EXERCISE BRIEF: For each line below that contains the string "observations", copy that line.

DATA EXCERPTS:
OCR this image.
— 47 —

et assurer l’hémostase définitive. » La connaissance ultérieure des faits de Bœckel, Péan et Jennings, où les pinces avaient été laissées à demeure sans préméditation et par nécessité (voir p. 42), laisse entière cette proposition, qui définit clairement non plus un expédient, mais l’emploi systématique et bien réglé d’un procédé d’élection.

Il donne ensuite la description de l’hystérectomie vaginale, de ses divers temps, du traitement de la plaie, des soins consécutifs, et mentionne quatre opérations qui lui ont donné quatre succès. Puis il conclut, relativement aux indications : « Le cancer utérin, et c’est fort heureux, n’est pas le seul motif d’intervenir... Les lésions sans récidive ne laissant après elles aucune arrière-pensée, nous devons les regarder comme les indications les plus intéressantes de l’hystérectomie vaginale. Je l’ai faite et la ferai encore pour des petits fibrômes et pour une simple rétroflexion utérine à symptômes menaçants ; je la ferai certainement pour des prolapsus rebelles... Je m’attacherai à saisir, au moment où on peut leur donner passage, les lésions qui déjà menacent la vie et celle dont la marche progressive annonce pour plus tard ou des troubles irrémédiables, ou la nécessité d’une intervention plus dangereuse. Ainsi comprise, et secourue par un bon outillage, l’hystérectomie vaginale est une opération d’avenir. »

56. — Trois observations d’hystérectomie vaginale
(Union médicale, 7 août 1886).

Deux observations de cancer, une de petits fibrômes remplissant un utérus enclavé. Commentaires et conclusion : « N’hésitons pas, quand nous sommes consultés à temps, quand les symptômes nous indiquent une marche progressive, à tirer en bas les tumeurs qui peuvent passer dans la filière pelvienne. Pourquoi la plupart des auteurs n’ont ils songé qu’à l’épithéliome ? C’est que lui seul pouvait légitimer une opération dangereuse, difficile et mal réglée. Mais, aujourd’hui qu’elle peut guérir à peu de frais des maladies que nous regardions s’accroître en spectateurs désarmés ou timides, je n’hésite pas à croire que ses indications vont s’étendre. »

RESULT OF THE EXERCISE:
56. — Trois observations d’hystérectomie vaginale
Deux observations de cancer, une de petits fibrômes remplissant un utérus enclavé. Commentaires et conclusion : « N’hésitons pas, quand nous sommes consultés à temps, quand les symptômes nous indiquent une marche progressive, à tirer en bas les tumeurs qui peuvent passer dans la filière pelvienne. Pourquoi la plupart des auteurs n’ont ils songé qu’à l’épithéliome ? C’est que lui seul pouvait légitimer une opération dangereuse, difficile et mal réglée. Mais, aujourd’hui qu’elle peut guérir à peu de frais des maladies que nous regardions s’accroître en spectateurs désarmés ou timides, je n’hésite pas à croire que ses indications vont s’étendre. »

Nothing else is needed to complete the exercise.